■ SHORT TASK ■
Reproduce verbatim the portion of the Lean parsing discussion below, starting at "I have around" and ending at "is right associative).".

# Zulip Chat Archive

## Stream: general

### Topic: parsing question

#### Kevin Buzzard (Jan 19 2019 at 17:48):

tl;dr: what are the binding powers of `Π _ , _`

and `→`

in Lean's dependent type theory? Does this even make sense?

I have around seven half-written blog posts and I'm trying to get some of them into shape (all part of my general moving back into more active Leaning now my course has finished). One of them is a very basic post about how you can use `#print notation`

to figure out how Lean will parse `a + b * c`

or `a ^ b ^ c`

(i.e. how to find out that `*`

has a higher precedence than `+`

, and that `^`

is right associative).

But I can't work out how to figure out how `∀ n : ℕ, n = 1 → true`

will parse, short of just tying it. The problem is that `∀`

and `→`

are not notation, they are inbuilt. The comma is also playing a role here, I think; I guess it's part of the forall notation. Are there binding powers at play here that I cannot see? I know forall = Pi. I don't know how to work out whether the example is `(∀ n : ℕ, n = 1) → true`

or `∀ n : ℕ, (n = 1 → true)`

(short of trying it and discovering that it's the latter). There is presumably some underlying logic here.

■ DATASET EXCERPT ■
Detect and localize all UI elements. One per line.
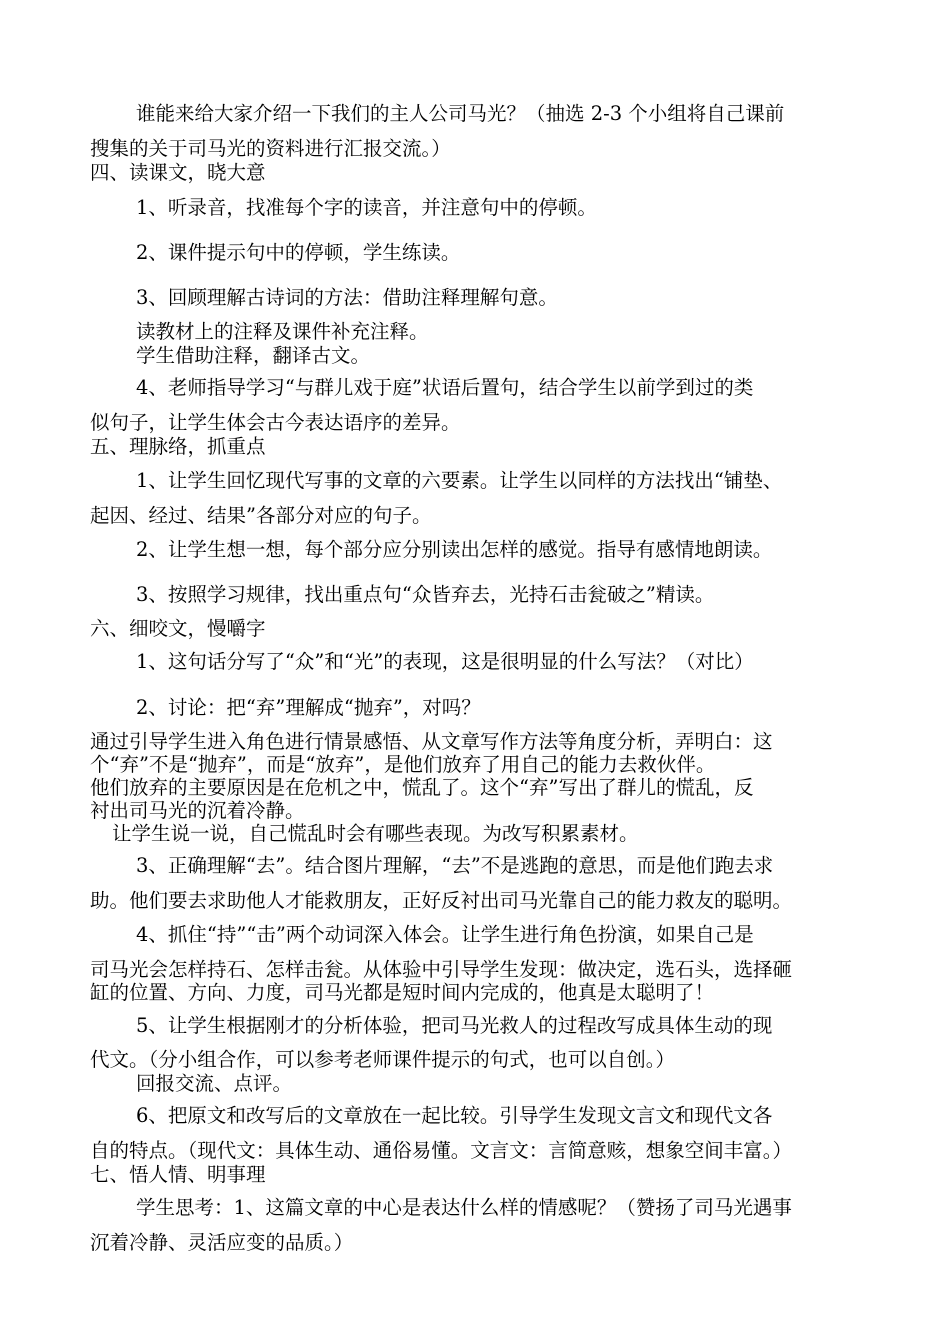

■ FINAL RESULT ■
I have around seven half-written blog posts and I'm trying to get some of them into shape (all part of my general moving back into more active Leaning now my course has finished). One of them is a very basic post about how you can use `#print notation`

to figure out how Lean will parse `a + b * c`

or `a ^ b ^ c`

(i.e. how to find out that `*`

has a higher precedence than `+`

, and that `^`

is right associative).